> _TASK DIRECTIONS_: In the listing below, find every line with the string "upper" and pull it out.

> _MATERIAL FOR THE TASK_:

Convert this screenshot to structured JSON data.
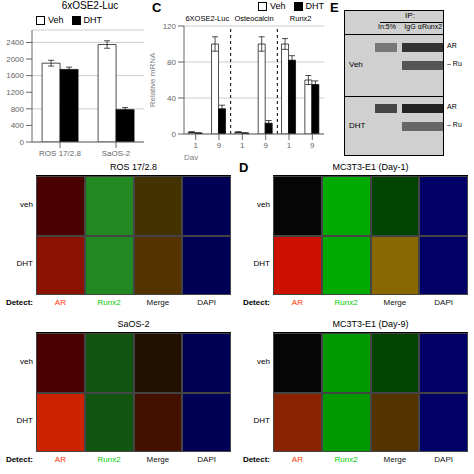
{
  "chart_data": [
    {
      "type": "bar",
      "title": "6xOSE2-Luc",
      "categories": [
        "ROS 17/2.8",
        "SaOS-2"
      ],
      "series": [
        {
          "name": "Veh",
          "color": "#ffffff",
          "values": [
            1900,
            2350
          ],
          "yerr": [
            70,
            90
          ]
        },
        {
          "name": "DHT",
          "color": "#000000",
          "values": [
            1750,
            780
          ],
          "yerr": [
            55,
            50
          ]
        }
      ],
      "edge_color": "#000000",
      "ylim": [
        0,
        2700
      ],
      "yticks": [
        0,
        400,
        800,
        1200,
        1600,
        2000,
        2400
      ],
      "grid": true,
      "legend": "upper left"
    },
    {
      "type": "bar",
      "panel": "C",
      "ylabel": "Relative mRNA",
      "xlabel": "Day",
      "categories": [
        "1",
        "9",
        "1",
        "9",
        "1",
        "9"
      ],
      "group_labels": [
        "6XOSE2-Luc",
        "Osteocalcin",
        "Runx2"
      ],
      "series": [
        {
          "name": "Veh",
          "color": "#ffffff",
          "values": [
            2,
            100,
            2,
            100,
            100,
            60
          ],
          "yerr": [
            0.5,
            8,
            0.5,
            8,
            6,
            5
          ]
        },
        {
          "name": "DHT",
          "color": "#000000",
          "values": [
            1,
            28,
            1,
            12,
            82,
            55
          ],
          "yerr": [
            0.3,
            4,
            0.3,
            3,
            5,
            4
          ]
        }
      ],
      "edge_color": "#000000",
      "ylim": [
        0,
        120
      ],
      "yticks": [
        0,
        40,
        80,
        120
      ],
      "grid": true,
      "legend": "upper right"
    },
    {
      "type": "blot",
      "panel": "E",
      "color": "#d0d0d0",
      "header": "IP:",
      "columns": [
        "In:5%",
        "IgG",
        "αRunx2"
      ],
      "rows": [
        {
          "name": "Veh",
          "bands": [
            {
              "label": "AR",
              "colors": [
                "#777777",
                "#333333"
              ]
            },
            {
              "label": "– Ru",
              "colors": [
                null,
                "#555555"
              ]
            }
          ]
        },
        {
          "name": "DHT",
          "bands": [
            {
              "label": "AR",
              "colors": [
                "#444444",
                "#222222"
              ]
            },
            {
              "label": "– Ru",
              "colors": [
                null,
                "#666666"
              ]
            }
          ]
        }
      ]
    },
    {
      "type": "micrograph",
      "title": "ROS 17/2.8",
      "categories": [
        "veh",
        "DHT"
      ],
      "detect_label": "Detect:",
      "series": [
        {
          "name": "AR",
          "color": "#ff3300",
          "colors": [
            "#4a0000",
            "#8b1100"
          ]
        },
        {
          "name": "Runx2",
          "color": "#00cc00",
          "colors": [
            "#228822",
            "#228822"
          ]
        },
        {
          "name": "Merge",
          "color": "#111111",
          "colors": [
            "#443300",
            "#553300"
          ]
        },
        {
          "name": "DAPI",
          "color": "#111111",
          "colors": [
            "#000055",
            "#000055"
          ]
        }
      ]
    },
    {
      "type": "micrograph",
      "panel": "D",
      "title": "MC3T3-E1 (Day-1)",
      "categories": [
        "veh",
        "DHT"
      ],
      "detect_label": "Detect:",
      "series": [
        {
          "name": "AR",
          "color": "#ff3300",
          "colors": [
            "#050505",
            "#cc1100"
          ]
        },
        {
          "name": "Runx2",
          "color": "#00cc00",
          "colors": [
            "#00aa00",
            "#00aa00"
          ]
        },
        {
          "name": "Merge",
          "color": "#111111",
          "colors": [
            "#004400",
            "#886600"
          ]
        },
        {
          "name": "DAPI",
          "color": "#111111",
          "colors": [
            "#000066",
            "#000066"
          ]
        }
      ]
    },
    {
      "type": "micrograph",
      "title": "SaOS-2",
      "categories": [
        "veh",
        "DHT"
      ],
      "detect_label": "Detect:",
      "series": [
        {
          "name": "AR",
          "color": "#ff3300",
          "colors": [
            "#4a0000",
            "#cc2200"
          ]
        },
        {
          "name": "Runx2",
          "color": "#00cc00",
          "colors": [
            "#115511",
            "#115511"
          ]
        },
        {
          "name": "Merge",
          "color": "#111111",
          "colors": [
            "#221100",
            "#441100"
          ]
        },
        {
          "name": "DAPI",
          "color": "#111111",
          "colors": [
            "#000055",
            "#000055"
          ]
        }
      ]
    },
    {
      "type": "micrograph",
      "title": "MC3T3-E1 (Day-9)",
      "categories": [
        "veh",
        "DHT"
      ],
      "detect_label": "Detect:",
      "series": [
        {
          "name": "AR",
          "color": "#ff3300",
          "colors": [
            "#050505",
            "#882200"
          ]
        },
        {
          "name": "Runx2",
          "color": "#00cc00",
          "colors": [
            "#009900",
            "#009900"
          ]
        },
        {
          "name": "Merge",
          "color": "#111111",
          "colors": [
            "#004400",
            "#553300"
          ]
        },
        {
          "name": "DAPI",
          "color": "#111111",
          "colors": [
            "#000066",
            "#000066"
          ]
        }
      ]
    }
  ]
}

> _YOUR RESPONSE_:
      "legend": "upper left"
      "legend": "upper right"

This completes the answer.